• _DIRECTIONS_: List each line of the data that holds the string "IATA", please.

[Data excerpts]
::::

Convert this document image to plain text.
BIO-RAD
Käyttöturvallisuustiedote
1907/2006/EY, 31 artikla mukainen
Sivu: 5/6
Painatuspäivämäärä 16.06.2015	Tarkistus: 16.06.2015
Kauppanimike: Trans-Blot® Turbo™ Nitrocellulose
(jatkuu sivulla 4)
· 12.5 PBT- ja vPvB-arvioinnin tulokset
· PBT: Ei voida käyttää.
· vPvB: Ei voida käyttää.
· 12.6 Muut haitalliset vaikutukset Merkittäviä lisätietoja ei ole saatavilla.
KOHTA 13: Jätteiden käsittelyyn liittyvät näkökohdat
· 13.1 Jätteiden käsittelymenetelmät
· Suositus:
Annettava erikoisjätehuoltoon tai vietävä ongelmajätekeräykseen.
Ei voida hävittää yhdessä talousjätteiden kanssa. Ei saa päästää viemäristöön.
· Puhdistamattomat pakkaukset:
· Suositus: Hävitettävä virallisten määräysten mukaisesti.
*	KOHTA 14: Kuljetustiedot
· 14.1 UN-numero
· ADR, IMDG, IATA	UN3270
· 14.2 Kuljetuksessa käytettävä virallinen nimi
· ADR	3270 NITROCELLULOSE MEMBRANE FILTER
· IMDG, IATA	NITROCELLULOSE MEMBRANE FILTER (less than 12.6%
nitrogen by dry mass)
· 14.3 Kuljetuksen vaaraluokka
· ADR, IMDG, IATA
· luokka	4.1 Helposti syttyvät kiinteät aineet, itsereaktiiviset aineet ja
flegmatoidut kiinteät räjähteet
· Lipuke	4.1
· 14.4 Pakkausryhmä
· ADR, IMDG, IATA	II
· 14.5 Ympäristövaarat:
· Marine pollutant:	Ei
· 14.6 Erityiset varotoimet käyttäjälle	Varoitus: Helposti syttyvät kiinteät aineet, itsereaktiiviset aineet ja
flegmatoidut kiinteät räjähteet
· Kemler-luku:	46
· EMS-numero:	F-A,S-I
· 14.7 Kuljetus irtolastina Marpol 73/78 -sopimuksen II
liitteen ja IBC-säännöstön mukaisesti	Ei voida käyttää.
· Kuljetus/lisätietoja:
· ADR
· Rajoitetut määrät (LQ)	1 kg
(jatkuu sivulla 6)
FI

::::

• _SOLUTION_:
· ADR, IMDG, IATA	UN3270
· IMDG, IATA	NITROCELLULOSE MEMBRANE FILTER (less than 12.6%
· ADR, IMDG, IATA
· ADR, IMDG, IATA	II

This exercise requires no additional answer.